**DIRECTIVE**
In the following material, identify every line holding the string "chaleur" and return it.

**RECORD EXCERPTS**
"""
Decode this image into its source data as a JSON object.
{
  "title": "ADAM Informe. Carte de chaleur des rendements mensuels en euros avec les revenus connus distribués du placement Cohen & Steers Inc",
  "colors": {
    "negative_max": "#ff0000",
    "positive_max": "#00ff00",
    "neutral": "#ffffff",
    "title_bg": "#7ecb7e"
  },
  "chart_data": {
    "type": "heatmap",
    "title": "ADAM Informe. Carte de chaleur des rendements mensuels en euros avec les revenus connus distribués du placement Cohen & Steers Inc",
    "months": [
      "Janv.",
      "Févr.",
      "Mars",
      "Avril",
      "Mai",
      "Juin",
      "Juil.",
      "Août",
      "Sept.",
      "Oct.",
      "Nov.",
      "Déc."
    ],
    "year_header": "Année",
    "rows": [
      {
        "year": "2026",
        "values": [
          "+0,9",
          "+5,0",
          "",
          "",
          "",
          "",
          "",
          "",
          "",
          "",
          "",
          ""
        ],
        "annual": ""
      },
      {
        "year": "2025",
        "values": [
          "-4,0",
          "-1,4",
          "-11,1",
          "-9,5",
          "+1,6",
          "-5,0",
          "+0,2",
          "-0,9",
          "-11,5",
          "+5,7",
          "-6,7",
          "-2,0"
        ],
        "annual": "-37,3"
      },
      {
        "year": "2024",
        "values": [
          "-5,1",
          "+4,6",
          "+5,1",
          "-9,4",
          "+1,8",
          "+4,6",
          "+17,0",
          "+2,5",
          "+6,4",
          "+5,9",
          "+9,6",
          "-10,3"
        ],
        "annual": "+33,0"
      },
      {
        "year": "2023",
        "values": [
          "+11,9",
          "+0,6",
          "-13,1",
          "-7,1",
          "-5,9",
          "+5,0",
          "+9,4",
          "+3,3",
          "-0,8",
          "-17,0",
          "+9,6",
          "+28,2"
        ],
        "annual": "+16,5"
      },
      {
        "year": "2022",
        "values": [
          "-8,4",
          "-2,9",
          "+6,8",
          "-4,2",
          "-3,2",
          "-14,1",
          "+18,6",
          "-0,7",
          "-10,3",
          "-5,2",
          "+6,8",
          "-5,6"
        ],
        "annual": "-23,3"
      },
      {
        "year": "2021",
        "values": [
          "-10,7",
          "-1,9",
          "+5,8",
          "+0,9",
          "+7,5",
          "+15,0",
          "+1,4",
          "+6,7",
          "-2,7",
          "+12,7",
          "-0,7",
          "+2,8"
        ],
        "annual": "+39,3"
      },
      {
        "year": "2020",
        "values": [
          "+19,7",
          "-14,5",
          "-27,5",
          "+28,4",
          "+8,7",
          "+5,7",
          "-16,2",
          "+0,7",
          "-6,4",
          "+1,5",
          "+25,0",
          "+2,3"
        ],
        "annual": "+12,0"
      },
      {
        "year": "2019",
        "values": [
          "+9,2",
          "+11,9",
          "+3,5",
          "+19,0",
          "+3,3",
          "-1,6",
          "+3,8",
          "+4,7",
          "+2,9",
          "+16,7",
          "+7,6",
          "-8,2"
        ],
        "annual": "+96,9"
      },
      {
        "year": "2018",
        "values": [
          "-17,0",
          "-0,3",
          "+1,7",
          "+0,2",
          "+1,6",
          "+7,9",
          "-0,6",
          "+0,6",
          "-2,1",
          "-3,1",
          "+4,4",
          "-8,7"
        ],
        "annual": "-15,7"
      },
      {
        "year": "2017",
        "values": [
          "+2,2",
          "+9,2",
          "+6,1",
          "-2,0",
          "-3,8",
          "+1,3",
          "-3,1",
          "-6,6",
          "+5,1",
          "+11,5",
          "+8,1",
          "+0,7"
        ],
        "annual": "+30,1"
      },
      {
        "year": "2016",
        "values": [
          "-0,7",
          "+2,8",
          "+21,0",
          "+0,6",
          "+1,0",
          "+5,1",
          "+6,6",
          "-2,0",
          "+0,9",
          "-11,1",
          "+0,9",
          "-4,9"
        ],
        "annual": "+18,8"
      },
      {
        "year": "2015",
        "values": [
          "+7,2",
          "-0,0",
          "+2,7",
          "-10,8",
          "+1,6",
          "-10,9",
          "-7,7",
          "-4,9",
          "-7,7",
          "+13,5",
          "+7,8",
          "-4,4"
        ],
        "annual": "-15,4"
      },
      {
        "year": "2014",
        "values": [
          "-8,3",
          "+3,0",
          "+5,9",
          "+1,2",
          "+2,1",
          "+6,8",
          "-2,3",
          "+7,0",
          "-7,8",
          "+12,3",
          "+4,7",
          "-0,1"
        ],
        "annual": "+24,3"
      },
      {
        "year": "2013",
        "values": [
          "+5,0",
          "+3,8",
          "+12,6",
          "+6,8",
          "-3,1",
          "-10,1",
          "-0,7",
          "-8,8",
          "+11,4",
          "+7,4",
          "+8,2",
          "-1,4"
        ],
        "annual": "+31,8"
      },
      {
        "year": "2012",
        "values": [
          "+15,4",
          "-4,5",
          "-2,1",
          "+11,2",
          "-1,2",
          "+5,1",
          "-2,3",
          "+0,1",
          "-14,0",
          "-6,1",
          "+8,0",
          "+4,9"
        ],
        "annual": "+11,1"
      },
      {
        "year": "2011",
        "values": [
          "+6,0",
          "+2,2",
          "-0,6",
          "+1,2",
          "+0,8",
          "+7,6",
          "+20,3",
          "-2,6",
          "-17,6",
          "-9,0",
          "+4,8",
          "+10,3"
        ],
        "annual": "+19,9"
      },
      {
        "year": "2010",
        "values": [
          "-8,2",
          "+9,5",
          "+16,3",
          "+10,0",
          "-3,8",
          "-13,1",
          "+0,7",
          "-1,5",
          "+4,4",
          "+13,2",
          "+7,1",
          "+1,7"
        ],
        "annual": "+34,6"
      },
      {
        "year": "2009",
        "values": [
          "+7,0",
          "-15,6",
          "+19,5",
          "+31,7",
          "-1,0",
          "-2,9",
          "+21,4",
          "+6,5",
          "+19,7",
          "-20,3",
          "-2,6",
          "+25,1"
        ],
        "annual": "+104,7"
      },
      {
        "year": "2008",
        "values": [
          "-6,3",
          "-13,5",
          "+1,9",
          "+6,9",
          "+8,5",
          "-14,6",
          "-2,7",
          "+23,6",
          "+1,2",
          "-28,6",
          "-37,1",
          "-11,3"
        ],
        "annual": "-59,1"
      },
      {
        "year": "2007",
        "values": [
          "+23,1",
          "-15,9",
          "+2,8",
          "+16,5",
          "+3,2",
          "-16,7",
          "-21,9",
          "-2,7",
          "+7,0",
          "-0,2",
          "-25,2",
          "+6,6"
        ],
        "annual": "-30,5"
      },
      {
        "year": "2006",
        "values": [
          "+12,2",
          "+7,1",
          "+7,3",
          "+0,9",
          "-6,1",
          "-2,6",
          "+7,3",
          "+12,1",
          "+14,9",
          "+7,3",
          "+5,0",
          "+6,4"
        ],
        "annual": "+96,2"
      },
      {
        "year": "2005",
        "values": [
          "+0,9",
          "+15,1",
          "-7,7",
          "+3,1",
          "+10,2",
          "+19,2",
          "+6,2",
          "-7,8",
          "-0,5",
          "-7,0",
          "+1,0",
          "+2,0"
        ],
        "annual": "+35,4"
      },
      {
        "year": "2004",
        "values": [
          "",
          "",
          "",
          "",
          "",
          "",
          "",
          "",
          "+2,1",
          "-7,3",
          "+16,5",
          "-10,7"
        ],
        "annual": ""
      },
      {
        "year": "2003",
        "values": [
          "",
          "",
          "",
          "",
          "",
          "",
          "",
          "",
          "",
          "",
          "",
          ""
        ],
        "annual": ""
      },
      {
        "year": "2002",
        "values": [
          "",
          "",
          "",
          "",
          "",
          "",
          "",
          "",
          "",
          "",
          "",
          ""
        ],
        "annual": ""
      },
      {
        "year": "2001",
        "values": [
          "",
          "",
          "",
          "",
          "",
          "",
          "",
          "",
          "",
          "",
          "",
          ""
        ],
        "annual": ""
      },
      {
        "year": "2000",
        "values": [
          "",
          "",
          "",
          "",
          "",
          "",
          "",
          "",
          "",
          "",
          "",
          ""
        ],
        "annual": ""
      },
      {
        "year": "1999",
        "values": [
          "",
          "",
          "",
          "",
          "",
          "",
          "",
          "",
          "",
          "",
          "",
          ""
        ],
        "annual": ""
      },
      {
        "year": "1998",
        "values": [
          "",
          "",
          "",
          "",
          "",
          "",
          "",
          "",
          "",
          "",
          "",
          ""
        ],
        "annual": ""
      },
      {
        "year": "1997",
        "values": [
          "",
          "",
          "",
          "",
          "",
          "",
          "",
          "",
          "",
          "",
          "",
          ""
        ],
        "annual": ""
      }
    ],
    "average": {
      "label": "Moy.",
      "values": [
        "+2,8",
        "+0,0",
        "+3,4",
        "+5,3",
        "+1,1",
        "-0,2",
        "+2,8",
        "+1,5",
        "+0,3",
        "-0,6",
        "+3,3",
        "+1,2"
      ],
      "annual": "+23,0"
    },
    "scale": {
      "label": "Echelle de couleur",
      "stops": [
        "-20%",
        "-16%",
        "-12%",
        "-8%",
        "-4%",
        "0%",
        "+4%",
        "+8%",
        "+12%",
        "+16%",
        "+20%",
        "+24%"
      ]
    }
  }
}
"""
**FINISHED ANSWER**
  "title": "ADAM Informe. Carte de chaleur des rendements mensuels en euros avec les revenus connus distribués du placement Cohen & Steers Inc",
    "title": "ADAM Informe. Carte de chaleur des rendements mensuels en euros avec les revenus connus distribués du placement Cohen & Steers Inc",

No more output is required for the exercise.